## Task instructions
Each record below should be repeated precisely as written.
>> BEGIN
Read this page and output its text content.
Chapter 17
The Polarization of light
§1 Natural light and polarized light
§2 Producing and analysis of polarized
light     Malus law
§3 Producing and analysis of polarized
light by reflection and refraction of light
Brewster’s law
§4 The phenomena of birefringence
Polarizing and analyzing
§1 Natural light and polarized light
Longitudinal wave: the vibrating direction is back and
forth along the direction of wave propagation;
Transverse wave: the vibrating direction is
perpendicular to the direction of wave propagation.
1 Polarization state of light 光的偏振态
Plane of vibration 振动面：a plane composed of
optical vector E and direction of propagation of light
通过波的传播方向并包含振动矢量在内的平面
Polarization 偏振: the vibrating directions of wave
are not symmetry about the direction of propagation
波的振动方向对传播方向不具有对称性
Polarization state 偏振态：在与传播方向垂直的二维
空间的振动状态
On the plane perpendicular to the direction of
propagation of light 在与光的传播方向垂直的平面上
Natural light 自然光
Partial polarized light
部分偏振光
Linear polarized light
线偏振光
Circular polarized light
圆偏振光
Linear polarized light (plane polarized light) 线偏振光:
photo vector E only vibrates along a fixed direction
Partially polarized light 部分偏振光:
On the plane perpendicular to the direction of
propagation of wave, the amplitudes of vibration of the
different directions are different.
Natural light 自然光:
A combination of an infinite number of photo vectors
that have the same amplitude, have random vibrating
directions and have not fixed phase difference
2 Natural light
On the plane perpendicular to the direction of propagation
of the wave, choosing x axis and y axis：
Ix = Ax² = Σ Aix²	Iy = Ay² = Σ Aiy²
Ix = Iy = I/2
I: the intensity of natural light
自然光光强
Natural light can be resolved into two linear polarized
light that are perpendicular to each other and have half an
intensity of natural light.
>> END
## Task solution
Read this page and output its text content.
Chapter 17
The Polarization of light
§1 Natural light and polarized light
§2 Producing and analysis of polarized
light     Malus law
§3 Producing and analysis of polarized
light by reflection and refraction of light
Brewster’s law
§4 The phenomena of birefringence
Polarizing and analyzing
§1 Natural light and polarized light
Longitudinal wave: the vibrating direction is back and
forth along the direction of wave propagation;
Transverse wave: the vibrating direction is
perpendicular to the direction of wave propagation.
1 Polarization state of light 光的偏振态
Plane of vibration 振动面：a plane composed of
optical vector E and direction of propagation of light
通过波的传播方向并包含振动矢量在内的平面
Polarization 偏振: the vibrating directions of wave
are not symmetry about the direction of propagation
波的振动方向对传播方向不具有对称性
Polarization state 偏振态：在与传播方向垂直的二维
空间的振动状态
On the plane perpendicular to the direction of
propagation of light 在与光的传播方向垂直的平面上
Natural light 自然光
Partial polarized light
部分偏振光
Linear polarized light
线偏振光
Circular polarized light
圆偏振光
Linear polarized light (plane polarized light) 线偏振光:
photo vector E only vibrates along a fixed direction
Partially polarized light 部分偏振光:
On the plane perpendicular to the direction of
propagation of wave, the amplitudes of vibration of the
different directions are different.
Natural light 自然光:
A combination of an infinite number of photo vectors
that have the same amplitude, have random vibrating
directions and have not fixed phase difference
2 Natural light
On the plane perpendicular to the direction of propagation
of the wave, choosing x axis and y axis：
Ix = Ax² = Σ Aix²	Iy = Ay² = Σ Aiy²
Ix = Iy = I/2
I: the intensity of natural light
自然光光强
Natural light can be resolved into two linear polarized
light that are perpendicular to each other and have half an
intensity of natural light.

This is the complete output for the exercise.